**Instructions to follow**
For each line below that contains the string "highlights", copy that line.

(Dataset items)
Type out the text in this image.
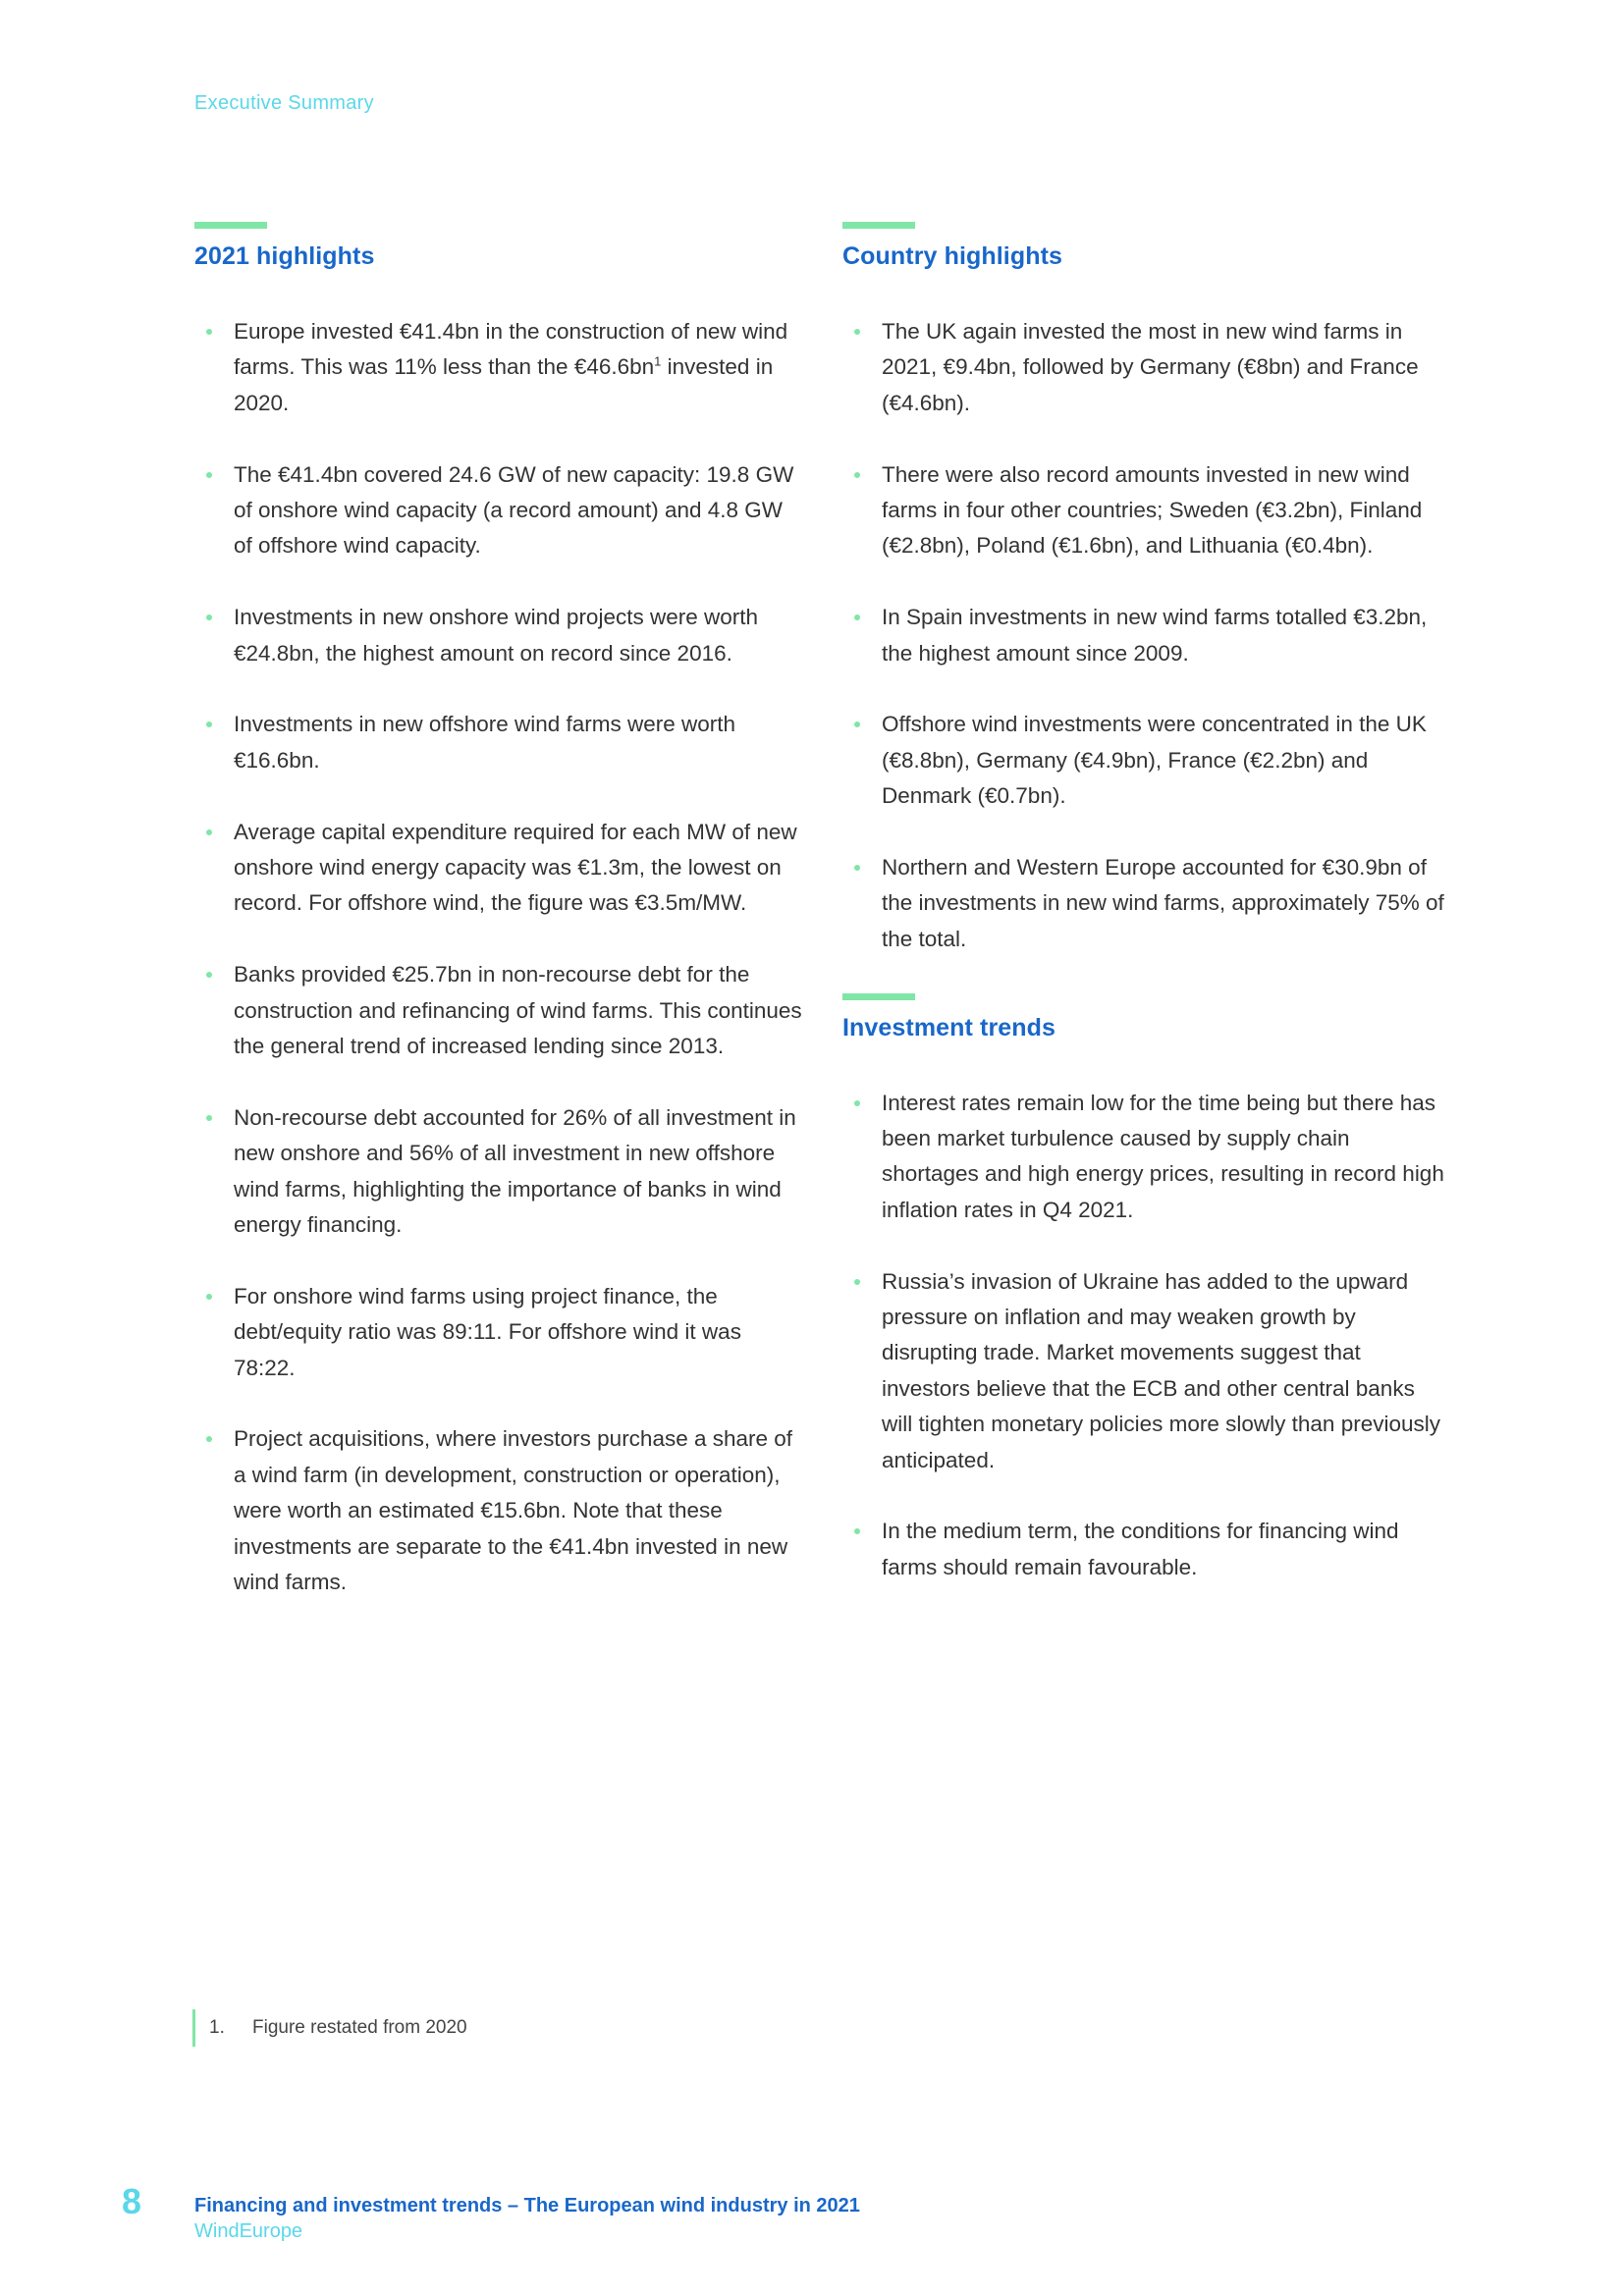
Executive Summary
2021 highlights
Europe invested €41.4bn in the construction of new wind farms. This was 11% less than the $€46.6bn^1$ invested in 2020.
The €41.4bn covered 24.6 GW of new capacity: 19.8 GW of onshore wind capacity (a record amount) and 4.8 GW of offshore wind capacity.
Investments in new onshore wind projects were worth €24.8bn, the highest amount on record since 2016.
Investments in new offshore wind farms were worth €16.6bn.
Average capital expenditure required for each MW of new onshore wind energy capacity was €1.3m, the lowest on record. For offshore wind, the figure was €3.5m/MW.
Banks provided €25.7bn in non-recourse debt for the construction and refinancing of wind farms. This continues the general trend of increased lending since 2013.
Non-recourse debt accounted for 26% of all investment in new onshore and 56% of all investment in new offshore wind farms, highlighting the importance of banks in wind energy financing.
For onshore wind farms using project finance, the debt/equity ratio was 89:11. For offshore wind it was 78:22.
Project acquisitions, where investors purchase a share of a wind farm (in development, construction or operation), were worth an estimated €15.6bn. Note that these investments are separate to the €41.4bn invested in new wind farms.
Country highlights
The UK again invested the most in new wind farms in 2021, €9.4bn, followed by Germany (€8bn) and France (€4.6bn).
There were also record amounts invested in new wind farms in four other countries; Sweden (€3.2bn), Finland (€2.8bn), Poland (€1.6bn), and Lithuania (€0.4bn).
In Spain investments in new wind farms totalled €3.2bn, the highest amount since 2009.
Offshore wind investments were concentrated in the UK (€8.8bn), Germany (€4.9bn), France (€2.2bn) and Denmark (€0.7bn).
Northern and Western Europe accounted for €30.9bn of the investments in new wind farms, approximately 75% of the total.
Investment trends
Interest rates remain low for the time being but there has been market turbulence caused by supply chain shortages and high energy prices, resulting in record high inflation rates in Q4 2021.
Russia’s invasion of Ukraine has added to the upward pressure on inflation and may weaken growth by disrupting trade. Market movements suggest that investors believe that the ECB and other central banks will tighten monetary policies more slowly than previously anticipated.
In the medium term, the conditions for financing wind farms should remain favourable.
1. Figure restated from 2020
8	Financing and investment trends – The European wind industry in 2021
WindEurope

**Problem solution**
2021 highlights
Country highlights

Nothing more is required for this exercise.